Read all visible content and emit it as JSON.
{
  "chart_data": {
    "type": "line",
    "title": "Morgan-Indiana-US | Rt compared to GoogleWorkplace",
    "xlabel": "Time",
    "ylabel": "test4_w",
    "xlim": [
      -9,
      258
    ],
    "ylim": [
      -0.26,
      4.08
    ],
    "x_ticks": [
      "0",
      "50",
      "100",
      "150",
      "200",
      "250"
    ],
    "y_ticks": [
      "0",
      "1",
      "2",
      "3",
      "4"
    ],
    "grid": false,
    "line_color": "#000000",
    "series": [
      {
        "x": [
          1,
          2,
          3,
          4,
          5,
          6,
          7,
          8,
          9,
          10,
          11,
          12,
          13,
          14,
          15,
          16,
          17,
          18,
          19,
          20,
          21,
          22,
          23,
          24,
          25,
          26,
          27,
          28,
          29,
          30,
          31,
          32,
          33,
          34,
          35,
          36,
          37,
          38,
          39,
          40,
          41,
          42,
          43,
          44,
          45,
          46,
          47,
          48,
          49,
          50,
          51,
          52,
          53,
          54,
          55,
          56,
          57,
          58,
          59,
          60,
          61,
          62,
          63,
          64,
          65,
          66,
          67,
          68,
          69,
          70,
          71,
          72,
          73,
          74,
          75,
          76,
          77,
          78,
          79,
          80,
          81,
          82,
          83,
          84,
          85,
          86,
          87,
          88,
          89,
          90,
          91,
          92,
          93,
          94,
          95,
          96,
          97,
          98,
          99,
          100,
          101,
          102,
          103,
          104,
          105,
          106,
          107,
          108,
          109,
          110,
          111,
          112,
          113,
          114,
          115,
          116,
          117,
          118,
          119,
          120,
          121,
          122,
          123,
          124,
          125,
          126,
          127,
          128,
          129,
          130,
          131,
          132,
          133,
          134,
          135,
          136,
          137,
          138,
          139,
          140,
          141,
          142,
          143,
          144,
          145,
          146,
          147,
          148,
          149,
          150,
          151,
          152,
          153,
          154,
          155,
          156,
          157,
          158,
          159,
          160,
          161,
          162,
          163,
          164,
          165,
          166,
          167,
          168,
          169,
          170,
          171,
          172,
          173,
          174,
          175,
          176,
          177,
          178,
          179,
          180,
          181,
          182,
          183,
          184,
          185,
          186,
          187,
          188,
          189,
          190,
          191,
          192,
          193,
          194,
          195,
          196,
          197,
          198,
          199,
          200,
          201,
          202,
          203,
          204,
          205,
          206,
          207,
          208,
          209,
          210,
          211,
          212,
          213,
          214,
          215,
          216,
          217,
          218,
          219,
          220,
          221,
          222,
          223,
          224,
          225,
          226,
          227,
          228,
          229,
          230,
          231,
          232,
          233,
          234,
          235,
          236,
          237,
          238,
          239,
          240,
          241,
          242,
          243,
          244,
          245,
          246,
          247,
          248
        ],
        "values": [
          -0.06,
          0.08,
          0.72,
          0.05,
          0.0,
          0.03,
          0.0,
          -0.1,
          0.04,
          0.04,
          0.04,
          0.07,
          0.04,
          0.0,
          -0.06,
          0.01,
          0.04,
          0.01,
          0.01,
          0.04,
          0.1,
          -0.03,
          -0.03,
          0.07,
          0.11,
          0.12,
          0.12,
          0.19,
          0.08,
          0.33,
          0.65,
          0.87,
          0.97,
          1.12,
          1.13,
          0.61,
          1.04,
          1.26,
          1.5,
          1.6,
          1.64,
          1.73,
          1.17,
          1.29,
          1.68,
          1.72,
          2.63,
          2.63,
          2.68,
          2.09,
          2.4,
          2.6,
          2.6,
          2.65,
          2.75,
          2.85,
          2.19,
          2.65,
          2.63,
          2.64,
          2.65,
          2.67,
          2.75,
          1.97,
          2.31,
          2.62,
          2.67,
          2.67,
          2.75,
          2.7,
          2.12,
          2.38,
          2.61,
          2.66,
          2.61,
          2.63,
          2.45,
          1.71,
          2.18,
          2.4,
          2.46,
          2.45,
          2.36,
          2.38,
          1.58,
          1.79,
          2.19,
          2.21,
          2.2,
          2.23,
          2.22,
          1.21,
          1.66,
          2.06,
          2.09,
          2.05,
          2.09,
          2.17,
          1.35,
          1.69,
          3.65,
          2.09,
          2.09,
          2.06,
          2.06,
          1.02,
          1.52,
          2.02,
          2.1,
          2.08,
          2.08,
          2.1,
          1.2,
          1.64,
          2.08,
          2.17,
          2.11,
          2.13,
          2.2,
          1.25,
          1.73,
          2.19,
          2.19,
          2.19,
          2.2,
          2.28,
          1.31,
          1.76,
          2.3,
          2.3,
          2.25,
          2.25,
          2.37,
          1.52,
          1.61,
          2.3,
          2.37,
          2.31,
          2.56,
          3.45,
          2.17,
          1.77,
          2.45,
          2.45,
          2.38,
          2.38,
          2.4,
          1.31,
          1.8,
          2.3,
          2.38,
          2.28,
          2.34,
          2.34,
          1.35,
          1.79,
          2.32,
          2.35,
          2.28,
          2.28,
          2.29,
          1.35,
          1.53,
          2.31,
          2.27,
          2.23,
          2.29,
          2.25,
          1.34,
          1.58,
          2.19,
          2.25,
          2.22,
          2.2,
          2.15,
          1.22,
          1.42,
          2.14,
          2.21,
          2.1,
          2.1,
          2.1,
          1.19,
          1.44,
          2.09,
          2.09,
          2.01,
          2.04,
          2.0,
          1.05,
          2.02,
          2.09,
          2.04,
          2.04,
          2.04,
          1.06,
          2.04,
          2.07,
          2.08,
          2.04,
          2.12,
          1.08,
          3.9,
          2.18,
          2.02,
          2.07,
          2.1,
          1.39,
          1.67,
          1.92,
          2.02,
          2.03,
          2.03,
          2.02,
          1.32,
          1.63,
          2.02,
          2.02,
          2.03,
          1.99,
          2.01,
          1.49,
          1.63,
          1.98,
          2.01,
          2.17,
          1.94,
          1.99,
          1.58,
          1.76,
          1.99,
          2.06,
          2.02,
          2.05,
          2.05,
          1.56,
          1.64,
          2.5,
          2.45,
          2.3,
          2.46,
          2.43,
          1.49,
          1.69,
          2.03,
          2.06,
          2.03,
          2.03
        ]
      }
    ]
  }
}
--
Repeat the data in its entirety, character for character.

▸ Problem solution:
Read all visible content and emit it as JSON.
{
  "chart_data": {
    "type": "line",
    "title": "Morgan-Indiana-US | Rt compared to GoogleWorkplace",
    "xlabel": "Time",
    "ylabel": "test4_w",
    "xlim": [
      -9,
      258
    ],
    "ylim": [
      -0.26,
      4.08
    ],
    "x_ticks": [
      "0",
      "50",
      "100",
      "150",
      "200",
      "250"
    ],
    "y_ticks": [
      "0",
      "1",
      "2",
      "3",
      "4"
    ],
    "grid": false,
    "line_color": "#000000",
    "series": [
      {
        "x": [
          1,
          2,
          3,
          4,
          5,
          6,
          7,
          8,
          9,
          10,
          11,
          12,
          13,
          14,
          15,
          16,
          17,
          18,
          19,
          20,
          21,
          22,
          23,
          24,
          25,
          26,
          27,
          28,
          29,
          30,
          31,
          32,
          33,
          34,
          35,
          36,
          37,
          38,
          39,
          40,
          41,
          42,
          43,
          44,
          45,
          46,
          47,
          48,
          49,
          50,
          51,
          52,
          53,
          54,
          55,
          56,
          57,
          58,
          59,
          60,
          61,
          62,
          63,
          64,
          65,
          66,
          67,
          68,
          69,
          70,
          71,
          72,
          73,
          74,
          75,
          76,
          77,
          78,
          79,
          80,
          81,
          82,
          83,
          84,
          85,
          86,
          87,
          88,
          89,
          90,
          91,
          92,
          93,
          94,
          95,
          96,
          97,
          98,
          99,
          100,
          101,
          102,
          103,
          104,
          105,
          106,
          107,
          108,
          109,
          110,
          111,
          112,
          113,
          114,
          115,
          116,
          117,
          118,
          119,
          120,
          121,
          122,
          123,
          124,
          125,
          126,
          127,
          128,
          129,
          130,
          131,
          132,
          133,
          134,
          135,
          136,
          137,
          138,
          139,
          140,
          141,
          142,
          143,
          144,
          145,
          146,
          147,
          148,
          149,
          150,
          151,
          152,
          153,
          154,
          155,
          156,
          157,
          158,
          159,
          160,
          161,
          162,
          163,
          164,
          165,
          166,
          167,
          168,
          169,
          170,
          171,
          172,
          173,
          174,
          175,
          176,
          177,
          178,
          179,
          180,
          181,
          182,
          183,
          184,
          185,
          186,
          187,
          188,
          189,
          190,
          191,
          192,
          193,
          194,
          195,
          196,
          197,
          198,
          199,
          200,
          201,
          202,
          203,
          204,
          205,
          206,
          207,
          208,
          209,
          210,
          211,
          212,
          213,
          214,
          215,
          216,
          217,
          218,
          219,
          220,
          221,
          222,
          223,
          224,
          225,
          226,
          227,
          228,
          229,
          230,
          231,
          232,
          233,
          234,
          235,
          236,
          237,
          238,
          239,
          240,
          241,
          242,
          243,
          244,
          245,
          246,
          247,
          248
        ],
        "values": [
          -0.06,
          0.08,
          0.72,
          0.05,
          0.0,
          0.03,
          0.0,
          -0.1,
          0.04,
          0.04,
          0.04,
          0.07,
          0.04,
          0.0,
          -0.06,
          0.01,
          0.04,
          0.01,
          0.01,
          0.04,
          0.1,
          -0.03,
          -0.03,
          0.07,
          0.11,
          0.12,
          0.12,
          0.19,
          0.08,
          0.33,
          0.65,
          0.87,
          0.97,
          1.12,
          1.13,
          0.61,
          1.04,
          1.26,
          1.5,
          1.6,
          1.64,
          1.73,
          1.17,
          1.29,
          1.68,
          1.72,
          2.63,
          2.63,
          2.68,
          2.09,
          2.4,
          2.6,
          2.6,
          2.65,
          2.75,
          2.85,
          2.19,
          2.65,
          2.63,
          2.64,
          2.65,
          2.67,
          2.75,
          1.97,
          2.31,
          2.62,
          2.67,
          2.67,
          2.75,
          2.7,
          2.12,
          2.38,
          2.61,
          2.66,
          2.61,
          2.63,
          2.45,
          1.71,
          2.18,
          2.4,
          2.46,
          2.45,
          2.36,
          2.38,
          1.58,
          1.79,
          2.19,
          2.21,
          2.2,
          2.23,
          2.22,
          1.21,
          1.66,
          2.06,
          2.09,
          2.05,
          2.09,
          2.17,
          1.35,
          1.69,
          3.65,
          2.09,
          2.09,
          2.06,
          2.06,
          1.02,
          1.52,
          2.02,
          2.1,
          2.08,
          2.08,
          2.1,
          1.2,
          1.64,
          2.08,
          2.17,
          2.11,
          2.13,
          2.2,
          1.25,
          1.73,
          2.19,
          2.19,
          2.19,
          2.2,
          2.28,
          1.31,
          1.76,
          2.3,
          2.3,
          2.25,
          2.25,
          2.37,
          1.52,
          1.61,
          2.3,
          2.37,
          2.31,
          2.56,
          3.45,
          2.17,
          1.77,
          2.45,
          2.45,
          2.38,
          2.38,
          2.4,
          1.31,
          1.8,
          2.3,
          2.38,
          2.28,
          2.34,
          2.34,
          1.35,
          1.79,
          2.32,
          2.35,
          2.28,
          2.28,
          2.29,
          1.35,
          1.53,
          2.31,
          2.27,
          2.23,
          2.29,
          2.25,
          1.34,
          1.58,
          2.19,
          2.25,
          2.22,
          2.2,
          2.15,
          1.22,
          1.42,
          2.14,
          2.21,
          2.1,
          2.1,
          2.1,
          1.19,
          1.44,
          2.09,
          2.09,
          2.01,
          2.04,
          2.0,
          1.05,
          2.02,
          2.09,
          2.04,
          2.04,
          2.04,
          1.06,
          2.04,
          2.07,
          2.08,
          2.04,
          2.12,
          1.08,
          3.9,
          2.18,
          2.02,
          2.07,
          2.1,
          1.39,
          1.67,
          1.92,
          2.02,
          2.03,
          2.03,
          2.02,
          1.32,
          1.63,
          2.02,
          2.02,
          2.03,
          1.99,
          2.01,
          1.49,
          1.63,
          1.98,
          2.01,
          2.17,
          1.94,
          1.99,
          1.58,
          1.76,
          1.99,
          2.06,
          2.02,
          2.05,
          2.05,
          1.56,
          1.64,
          2.5,
          2.45,
          2.3,
          2.46,
          2.43,
          1.49,
          1.69,
          2.03,
          2.06,
          2.03,
          2.03
        ]
      }
    ]
  }
}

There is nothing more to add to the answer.